_WHAT YOU ARE ASKED TO DO_
Select every line holding the word "tilts" and copy it.

[Stored items]
★ ★ ★ ★ ★

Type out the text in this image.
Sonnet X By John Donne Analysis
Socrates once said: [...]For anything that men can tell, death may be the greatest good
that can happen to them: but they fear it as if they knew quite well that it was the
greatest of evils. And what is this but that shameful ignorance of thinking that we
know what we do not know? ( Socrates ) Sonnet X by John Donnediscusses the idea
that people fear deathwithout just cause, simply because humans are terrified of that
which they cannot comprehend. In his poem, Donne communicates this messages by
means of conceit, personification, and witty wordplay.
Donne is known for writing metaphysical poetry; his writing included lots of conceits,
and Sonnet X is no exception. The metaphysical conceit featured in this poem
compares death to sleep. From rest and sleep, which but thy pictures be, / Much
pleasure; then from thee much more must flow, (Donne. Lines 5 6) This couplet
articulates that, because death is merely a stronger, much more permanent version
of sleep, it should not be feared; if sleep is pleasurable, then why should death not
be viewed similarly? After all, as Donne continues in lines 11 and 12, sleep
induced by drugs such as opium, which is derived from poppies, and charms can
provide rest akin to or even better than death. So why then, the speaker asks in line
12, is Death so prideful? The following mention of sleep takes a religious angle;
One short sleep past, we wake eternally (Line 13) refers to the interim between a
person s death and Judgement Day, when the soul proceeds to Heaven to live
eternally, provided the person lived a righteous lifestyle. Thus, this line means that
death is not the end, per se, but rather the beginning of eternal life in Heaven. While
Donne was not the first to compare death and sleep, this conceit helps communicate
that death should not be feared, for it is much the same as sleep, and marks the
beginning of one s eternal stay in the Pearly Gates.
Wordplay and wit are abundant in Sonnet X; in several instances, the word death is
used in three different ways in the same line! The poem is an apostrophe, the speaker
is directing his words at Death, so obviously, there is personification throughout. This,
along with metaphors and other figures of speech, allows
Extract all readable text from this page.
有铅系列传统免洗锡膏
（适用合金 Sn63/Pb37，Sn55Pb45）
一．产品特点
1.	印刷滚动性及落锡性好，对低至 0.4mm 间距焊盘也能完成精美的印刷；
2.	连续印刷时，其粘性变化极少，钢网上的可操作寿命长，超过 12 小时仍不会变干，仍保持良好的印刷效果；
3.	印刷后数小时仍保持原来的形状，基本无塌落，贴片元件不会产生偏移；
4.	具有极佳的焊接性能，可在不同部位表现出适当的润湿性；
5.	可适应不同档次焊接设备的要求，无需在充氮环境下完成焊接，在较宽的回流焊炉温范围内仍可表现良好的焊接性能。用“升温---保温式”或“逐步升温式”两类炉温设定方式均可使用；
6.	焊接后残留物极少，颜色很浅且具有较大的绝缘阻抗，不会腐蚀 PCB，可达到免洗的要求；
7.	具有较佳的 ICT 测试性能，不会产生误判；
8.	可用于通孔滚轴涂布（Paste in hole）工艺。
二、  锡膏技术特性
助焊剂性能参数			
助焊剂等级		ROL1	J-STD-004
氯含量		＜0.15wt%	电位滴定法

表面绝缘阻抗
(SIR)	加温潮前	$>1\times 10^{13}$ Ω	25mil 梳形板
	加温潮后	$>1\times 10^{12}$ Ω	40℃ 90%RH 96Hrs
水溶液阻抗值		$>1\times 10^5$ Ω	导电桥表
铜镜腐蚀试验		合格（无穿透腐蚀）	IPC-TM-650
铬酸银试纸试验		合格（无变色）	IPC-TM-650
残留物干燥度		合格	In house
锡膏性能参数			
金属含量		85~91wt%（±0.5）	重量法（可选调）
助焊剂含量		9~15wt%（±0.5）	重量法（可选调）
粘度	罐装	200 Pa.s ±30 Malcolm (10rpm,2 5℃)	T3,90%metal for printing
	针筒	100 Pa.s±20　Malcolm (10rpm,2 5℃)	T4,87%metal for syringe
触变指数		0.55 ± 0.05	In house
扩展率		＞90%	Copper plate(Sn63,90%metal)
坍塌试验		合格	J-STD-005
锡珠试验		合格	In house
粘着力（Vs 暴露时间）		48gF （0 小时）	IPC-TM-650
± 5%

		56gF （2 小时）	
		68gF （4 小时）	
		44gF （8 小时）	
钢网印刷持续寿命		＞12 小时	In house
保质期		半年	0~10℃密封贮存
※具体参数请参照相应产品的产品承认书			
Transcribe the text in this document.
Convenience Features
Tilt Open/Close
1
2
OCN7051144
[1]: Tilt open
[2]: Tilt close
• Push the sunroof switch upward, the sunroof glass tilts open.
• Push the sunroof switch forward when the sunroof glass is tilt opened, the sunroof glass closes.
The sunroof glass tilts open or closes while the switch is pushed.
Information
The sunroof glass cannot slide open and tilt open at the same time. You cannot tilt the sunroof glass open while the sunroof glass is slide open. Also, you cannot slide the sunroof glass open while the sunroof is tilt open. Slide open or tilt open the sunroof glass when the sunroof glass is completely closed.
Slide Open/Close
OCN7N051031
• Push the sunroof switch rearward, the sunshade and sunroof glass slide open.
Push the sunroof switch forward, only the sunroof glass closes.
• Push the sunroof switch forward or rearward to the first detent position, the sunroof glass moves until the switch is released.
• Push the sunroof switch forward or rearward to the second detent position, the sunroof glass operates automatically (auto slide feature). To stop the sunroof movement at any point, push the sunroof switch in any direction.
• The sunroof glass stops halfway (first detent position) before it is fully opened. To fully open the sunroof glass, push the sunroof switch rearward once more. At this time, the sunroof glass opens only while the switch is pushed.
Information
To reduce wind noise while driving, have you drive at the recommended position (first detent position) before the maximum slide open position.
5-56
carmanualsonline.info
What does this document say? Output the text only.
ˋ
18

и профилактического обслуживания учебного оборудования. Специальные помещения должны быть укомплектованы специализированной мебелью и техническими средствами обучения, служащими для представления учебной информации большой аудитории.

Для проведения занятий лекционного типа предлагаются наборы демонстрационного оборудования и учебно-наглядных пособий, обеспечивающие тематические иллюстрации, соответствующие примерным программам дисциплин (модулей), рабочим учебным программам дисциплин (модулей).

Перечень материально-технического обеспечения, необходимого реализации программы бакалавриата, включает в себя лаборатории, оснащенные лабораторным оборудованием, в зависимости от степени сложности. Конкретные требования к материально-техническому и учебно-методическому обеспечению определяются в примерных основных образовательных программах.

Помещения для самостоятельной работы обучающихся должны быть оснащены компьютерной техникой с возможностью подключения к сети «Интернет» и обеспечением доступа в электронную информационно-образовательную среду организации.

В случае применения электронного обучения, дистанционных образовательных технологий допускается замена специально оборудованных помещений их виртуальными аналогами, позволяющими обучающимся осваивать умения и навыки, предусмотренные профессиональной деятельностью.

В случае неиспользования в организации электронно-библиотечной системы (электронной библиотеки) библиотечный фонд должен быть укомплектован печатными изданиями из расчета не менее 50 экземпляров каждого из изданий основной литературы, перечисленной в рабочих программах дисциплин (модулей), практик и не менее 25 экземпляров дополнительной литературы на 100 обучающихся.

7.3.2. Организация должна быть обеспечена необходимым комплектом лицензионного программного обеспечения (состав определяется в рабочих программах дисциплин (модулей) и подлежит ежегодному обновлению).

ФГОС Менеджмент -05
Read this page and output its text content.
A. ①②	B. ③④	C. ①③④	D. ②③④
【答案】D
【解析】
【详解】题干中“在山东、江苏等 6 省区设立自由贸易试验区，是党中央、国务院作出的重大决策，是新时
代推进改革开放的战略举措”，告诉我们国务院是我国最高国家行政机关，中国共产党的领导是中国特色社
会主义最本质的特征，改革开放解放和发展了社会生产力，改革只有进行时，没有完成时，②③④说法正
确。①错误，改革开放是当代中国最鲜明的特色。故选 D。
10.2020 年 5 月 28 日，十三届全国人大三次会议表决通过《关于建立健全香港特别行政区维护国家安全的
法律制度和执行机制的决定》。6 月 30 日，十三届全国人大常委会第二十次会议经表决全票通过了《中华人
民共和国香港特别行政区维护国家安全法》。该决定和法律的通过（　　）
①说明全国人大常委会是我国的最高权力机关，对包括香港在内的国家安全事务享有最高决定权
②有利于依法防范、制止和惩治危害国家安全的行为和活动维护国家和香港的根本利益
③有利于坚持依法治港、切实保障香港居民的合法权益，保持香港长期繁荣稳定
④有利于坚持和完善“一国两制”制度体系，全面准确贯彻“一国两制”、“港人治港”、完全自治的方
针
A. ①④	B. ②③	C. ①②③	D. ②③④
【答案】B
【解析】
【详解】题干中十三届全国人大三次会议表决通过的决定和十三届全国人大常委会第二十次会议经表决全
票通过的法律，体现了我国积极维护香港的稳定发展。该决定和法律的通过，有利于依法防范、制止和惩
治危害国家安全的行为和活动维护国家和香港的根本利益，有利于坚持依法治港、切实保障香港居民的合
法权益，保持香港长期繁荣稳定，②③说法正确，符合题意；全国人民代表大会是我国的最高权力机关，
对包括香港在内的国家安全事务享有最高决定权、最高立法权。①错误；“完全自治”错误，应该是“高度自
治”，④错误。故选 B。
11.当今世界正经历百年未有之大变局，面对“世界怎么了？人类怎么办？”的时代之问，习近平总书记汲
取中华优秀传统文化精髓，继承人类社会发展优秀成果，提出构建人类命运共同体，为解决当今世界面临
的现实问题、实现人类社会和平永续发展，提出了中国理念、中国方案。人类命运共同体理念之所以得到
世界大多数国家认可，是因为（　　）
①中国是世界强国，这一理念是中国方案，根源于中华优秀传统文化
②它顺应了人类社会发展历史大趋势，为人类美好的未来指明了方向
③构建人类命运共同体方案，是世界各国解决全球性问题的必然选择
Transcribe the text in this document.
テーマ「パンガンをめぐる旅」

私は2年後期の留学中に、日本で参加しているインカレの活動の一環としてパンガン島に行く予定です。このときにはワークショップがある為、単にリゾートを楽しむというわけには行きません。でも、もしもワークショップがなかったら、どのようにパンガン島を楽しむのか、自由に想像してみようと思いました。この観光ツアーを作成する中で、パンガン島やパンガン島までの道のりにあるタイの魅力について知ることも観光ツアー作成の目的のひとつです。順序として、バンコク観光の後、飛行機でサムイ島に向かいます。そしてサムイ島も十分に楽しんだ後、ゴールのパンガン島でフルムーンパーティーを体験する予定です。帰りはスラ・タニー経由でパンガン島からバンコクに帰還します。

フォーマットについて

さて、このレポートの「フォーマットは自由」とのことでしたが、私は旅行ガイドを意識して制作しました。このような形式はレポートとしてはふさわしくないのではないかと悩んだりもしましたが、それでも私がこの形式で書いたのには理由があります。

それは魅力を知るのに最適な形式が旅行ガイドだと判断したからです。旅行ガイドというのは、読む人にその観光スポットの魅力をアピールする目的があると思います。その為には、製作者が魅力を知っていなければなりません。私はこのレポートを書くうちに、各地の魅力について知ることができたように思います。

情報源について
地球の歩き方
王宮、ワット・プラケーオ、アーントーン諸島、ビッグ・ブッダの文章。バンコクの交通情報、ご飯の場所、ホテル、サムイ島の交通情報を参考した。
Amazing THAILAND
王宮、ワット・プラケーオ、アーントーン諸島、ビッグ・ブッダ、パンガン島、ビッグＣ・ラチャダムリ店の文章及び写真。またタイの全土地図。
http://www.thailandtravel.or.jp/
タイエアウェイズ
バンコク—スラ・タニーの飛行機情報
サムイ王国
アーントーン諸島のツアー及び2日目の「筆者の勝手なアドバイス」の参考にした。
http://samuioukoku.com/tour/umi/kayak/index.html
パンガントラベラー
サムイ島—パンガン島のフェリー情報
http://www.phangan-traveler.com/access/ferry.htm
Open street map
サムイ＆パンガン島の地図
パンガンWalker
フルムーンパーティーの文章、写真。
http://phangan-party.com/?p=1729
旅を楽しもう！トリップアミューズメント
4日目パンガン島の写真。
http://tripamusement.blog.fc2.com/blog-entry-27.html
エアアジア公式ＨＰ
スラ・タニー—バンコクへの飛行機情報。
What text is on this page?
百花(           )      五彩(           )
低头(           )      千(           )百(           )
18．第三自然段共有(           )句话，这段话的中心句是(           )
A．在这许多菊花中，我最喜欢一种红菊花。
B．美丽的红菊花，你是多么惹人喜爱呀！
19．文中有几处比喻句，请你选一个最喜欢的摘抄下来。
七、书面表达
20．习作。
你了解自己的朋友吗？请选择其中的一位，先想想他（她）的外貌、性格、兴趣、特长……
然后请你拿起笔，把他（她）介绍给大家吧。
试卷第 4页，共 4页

★ ★ ★ ★ ★

_THE ANSWER_
• Push the sunroof switch upward, the sunroof glass tilts open.
The sunroof glass tilts open or closes while the switch is pushed.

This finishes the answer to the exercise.